● Objective: Find each line with the word "جمعه" in it, then give the total alone.

● Material for this exercise:
☆ ☆ ☆ ☆
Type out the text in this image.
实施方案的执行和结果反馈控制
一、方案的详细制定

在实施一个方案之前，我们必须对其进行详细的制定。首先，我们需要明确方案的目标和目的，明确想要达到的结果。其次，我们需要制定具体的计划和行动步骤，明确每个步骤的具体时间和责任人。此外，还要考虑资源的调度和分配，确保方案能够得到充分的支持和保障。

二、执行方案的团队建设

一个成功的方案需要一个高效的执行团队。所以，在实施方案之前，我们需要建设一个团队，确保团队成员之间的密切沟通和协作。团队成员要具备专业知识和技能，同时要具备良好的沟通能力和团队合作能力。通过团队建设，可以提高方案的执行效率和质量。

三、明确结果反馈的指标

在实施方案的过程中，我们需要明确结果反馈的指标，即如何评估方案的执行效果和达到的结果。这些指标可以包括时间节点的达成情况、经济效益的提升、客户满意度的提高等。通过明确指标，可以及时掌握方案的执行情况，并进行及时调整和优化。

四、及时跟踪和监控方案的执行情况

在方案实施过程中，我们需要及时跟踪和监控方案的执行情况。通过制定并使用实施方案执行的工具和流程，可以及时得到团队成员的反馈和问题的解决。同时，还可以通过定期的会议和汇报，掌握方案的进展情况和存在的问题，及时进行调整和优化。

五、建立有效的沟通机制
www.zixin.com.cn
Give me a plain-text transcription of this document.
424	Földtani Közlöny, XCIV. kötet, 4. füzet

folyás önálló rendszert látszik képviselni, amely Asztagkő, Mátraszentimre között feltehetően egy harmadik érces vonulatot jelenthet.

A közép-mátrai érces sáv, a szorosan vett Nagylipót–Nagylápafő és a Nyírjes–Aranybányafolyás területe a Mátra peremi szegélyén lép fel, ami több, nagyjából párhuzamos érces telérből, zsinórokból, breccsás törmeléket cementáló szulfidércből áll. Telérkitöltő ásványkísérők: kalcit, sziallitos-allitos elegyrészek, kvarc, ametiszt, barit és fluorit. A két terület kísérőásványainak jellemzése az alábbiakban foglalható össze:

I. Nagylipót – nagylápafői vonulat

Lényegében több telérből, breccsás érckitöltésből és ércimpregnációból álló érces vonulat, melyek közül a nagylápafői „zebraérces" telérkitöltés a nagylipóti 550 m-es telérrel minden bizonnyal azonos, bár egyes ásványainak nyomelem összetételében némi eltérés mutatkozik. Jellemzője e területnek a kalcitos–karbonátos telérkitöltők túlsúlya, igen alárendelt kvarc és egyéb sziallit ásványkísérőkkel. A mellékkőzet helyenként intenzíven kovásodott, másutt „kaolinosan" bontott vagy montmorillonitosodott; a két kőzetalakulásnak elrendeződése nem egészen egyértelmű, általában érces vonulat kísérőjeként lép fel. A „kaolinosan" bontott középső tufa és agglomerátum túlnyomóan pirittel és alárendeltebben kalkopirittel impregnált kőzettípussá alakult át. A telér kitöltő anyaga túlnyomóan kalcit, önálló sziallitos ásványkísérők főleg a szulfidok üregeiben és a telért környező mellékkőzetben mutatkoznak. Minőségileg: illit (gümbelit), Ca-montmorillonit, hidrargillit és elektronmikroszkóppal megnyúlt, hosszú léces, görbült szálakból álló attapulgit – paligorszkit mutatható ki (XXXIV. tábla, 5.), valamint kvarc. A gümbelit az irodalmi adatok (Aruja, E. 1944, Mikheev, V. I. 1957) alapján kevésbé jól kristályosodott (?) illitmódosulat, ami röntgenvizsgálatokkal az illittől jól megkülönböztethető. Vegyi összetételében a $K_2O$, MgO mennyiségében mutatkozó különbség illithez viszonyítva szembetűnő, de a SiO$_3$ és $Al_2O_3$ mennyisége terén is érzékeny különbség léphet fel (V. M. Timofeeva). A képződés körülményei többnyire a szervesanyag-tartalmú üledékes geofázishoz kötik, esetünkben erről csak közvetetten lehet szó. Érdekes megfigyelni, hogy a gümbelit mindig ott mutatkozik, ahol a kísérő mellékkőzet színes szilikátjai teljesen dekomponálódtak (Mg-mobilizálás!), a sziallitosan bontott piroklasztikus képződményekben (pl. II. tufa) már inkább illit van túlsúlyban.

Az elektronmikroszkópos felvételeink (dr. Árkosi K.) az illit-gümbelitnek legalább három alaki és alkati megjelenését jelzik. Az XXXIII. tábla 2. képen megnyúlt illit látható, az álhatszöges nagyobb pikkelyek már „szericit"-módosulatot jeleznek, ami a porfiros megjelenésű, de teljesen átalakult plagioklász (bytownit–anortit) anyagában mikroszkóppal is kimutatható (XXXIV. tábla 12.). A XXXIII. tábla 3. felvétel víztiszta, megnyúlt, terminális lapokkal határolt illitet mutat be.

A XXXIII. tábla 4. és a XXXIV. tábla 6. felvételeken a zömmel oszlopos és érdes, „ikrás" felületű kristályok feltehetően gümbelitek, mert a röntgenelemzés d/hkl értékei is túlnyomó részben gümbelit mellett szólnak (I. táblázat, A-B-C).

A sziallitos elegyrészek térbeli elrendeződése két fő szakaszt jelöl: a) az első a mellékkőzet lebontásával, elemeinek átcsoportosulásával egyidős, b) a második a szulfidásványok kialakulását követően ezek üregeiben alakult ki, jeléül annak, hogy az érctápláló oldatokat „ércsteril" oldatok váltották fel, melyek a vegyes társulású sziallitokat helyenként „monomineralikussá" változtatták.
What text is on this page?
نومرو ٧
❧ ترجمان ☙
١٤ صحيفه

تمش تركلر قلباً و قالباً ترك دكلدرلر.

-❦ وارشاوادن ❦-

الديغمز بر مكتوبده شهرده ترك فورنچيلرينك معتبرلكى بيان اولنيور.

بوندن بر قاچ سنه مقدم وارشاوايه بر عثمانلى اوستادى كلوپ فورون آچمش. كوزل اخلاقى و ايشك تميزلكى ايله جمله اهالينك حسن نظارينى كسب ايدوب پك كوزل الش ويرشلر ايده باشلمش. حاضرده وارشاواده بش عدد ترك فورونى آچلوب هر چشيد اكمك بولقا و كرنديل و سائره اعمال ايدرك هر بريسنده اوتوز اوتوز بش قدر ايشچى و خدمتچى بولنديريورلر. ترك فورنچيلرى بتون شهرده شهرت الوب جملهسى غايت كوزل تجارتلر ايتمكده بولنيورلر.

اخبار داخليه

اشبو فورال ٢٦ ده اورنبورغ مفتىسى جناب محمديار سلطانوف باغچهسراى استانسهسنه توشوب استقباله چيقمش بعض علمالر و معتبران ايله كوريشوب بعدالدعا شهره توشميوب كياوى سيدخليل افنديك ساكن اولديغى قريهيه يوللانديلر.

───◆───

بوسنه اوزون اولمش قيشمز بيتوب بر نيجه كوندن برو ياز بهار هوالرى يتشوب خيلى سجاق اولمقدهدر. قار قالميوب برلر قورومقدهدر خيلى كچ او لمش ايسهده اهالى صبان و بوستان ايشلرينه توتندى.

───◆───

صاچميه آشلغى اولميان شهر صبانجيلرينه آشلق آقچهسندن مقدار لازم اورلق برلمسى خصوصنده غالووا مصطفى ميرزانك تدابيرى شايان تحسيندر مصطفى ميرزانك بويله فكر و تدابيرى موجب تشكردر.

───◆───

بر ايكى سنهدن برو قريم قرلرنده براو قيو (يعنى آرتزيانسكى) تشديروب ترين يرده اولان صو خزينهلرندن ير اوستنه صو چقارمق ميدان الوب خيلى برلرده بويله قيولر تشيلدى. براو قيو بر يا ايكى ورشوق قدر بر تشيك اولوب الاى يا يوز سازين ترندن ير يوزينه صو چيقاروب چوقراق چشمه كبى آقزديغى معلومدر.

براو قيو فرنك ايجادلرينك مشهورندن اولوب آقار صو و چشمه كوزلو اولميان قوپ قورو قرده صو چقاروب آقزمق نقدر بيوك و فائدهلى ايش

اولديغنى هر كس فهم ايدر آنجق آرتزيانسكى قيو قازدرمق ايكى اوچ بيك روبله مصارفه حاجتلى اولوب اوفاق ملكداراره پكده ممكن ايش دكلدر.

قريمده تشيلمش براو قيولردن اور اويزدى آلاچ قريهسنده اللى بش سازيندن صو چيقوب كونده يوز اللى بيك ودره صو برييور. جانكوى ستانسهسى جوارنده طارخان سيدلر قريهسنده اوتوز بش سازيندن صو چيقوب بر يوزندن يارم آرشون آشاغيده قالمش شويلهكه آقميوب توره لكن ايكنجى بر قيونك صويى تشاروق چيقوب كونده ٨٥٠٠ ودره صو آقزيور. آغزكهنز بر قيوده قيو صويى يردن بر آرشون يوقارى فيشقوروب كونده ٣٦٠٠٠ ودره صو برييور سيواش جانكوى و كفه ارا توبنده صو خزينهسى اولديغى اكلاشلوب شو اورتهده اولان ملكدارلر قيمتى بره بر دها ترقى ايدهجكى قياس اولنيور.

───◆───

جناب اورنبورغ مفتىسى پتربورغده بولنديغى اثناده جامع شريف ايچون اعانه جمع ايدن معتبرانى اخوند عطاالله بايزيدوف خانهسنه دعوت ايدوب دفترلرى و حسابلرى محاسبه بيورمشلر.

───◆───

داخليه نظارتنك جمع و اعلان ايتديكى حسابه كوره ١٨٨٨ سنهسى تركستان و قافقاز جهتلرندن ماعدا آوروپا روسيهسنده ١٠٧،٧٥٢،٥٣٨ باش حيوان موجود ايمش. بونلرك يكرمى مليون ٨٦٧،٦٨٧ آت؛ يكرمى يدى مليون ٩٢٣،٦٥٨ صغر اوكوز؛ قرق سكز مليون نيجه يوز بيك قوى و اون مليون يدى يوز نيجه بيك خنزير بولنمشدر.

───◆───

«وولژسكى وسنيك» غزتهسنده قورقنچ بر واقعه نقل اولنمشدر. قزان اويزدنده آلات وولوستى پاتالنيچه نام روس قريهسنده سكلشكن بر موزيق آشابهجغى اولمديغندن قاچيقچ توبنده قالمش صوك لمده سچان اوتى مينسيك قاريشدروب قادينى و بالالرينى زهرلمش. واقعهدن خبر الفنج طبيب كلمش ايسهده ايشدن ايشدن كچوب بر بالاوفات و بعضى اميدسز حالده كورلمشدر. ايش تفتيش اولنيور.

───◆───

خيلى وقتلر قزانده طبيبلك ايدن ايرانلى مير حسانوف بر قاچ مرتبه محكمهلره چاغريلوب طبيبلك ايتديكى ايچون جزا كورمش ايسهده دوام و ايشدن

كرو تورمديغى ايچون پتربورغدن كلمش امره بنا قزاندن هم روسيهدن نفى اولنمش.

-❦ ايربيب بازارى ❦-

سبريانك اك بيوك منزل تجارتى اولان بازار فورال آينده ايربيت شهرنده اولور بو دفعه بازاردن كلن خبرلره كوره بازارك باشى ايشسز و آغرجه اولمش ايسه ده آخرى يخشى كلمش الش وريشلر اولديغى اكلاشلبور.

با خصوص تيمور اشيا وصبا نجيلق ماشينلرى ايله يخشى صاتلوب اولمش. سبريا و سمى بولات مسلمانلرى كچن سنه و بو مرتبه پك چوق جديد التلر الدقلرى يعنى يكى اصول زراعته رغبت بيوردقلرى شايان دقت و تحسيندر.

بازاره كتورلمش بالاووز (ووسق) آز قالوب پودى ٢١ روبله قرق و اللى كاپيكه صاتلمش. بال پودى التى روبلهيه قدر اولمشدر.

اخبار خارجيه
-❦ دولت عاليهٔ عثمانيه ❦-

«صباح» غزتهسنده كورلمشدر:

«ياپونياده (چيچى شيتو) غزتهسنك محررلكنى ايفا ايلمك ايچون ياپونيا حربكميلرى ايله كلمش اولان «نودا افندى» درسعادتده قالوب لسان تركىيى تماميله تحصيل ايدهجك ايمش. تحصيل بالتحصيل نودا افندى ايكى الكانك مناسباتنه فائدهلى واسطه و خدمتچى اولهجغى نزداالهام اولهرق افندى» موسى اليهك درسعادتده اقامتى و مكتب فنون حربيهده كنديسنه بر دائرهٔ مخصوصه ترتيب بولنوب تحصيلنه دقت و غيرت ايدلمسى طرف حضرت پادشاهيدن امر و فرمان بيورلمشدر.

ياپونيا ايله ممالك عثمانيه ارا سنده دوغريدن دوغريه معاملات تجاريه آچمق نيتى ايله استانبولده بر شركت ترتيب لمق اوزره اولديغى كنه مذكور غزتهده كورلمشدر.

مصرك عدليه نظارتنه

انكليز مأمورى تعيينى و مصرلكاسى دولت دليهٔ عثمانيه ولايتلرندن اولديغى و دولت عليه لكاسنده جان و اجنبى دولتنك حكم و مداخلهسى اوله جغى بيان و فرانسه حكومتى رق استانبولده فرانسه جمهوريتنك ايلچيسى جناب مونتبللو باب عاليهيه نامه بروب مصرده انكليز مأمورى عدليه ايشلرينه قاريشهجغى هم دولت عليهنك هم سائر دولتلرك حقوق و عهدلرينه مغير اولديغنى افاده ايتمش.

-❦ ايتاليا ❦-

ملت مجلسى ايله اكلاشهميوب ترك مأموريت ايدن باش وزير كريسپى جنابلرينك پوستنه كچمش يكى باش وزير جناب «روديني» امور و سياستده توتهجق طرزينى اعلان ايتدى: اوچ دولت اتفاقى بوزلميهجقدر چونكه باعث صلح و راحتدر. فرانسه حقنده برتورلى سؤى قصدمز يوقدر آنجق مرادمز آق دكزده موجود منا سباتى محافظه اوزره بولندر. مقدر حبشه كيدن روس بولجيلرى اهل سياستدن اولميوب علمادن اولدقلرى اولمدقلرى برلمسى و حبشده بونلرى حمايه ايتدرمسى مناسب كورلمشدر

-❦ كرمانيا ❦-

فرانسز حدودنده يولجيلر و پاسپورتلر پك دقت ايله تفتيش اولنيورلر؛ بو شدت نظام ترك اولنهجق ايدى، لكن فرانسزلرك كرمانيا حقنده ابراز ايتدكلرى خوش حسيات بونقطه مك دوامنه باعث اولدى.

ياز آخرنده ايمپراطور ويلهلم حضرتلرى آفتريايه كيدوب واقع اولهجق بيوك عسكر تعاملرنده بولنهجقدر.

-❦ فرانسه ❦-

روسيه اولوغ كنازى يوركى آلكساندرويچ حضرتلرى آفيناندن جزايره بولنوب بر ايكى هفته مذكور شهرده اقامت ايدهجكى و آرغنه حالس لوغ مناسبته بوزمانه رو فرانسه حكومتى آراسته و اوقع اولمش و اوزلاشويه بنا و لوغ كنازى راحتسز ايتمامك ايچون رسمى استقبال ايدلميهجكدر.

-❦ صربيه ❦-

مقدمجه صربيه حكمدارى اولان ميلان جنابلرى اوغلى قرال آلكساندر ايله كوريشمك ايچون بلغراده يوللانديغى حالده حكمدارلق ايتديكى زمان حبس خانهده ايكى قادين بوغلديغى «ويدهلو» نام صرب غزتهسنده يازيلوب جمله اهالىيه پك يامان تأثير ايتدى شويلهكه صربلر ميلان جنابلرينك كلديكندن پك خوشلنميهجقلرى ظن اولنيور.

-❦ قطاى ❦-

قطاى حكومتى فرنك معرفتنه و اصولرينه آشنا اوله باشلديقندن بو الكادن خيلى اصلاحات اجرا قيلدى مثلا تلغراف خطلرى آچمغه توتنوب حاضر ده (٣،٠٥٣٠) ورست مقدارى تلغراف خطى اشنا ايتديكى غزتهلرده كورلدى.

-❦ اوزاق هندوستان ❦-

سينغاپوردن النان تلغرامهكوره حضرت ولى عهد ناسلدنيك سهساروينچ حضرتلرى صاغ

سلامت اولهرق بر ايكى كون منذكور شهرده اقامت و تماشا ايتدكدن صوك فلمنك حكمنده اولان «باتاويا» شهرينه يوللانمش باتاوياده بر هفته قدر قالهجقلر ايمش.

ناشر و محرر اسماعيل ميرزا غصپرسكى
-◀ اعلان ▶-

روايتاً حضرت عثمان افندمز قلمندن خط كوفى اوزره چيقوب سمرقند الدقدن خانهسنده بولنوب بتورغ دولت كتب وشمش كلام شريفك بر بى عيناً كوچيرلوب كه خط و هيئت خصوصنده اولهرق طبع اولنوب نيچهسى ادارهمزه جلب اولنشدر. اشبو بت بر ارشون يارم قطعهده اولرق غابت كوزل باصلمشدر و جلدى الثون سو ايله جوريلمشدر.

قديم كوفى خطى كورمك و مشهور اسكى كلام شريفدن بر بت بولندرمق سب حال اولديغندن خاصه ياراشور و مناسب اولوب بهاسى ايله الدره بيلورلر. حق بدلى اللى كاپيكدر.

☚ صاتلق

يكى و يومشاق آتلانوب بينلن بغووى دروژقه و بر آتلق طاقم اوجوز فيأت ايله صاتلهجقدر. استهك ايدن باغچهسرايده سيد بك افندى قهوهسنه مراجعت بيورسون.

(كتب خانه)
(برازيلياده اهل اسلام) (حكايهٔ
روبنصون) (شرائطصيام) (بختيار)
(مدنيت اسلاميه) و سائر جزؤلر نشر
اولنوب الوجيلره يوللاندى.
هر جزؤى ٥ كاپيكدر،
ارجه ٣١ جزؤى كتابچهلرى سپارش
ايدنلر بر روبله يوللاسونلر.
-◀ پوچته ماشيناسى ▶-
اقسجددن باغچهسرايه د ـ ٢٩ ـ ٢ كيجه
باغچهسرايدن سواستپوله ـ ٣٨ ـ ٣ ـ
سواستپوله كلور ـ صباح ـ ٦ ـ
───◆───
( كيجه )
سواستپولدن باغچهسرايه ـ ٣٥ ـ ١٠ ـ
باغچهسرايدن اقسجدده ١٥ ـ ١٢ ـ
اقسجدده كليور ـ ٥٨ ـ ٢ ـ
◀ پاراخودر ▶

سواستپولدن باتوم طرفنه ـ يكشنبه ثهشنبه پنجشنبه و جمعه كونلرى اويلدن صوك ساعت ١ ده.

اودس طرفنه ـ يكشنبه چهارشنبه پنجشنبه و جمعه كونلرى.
☆ ☆ ☆ ☆
● Output for this exercise: 2